Material provided ::
↓↓↓

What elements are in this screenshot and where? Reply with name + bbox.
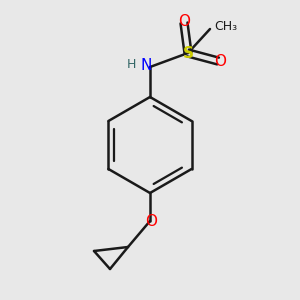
Text: O: O — [178, 14, 190, 28]
Text: S: S — [182, 46, 194, 61]
Text: CH₃: CH₃ — [214, 20, 237, 32]
Text: O: O — [145, 214, 157, 229]
Text: H: H — [127, 58, 136, 71]
Text: N: N — [140, 58, 152, 73]
Text: O: O — [214, 53, 226, 68]
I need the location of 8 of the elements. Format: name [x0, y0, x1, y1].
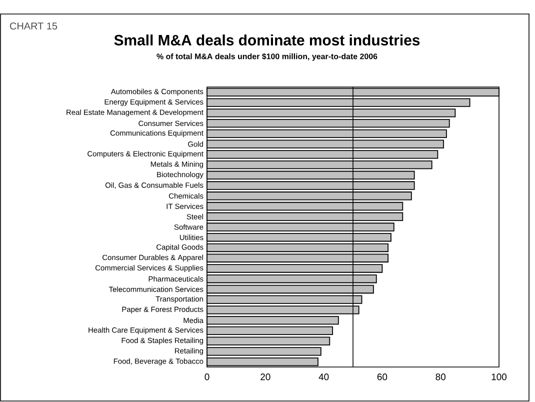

↑↑↑

Your task ::
Rewrite the lines above, replacing every "elements" with "items" and leaving everything else unchanged. Omit the pictures from your version.

Result ::
What items are in this screenshot and where? Reply with name + bbox.
Text: O: O — [178, 14, 190, 28]
Text: S: S — [182, 46, 194, 61]
Text: CH₃: CH₃ — [214, 20, 237, 32]
Text: O: O — [145, 214, 157, 229]
Text: H: H — [127, 58, 136, 71]
Text: N: N — [140, 58, 152, 73]
Text: O: O — [214, 53, 226, 68]
I need the location of 8 of the items. Format: name [x0, y0, x1, y1].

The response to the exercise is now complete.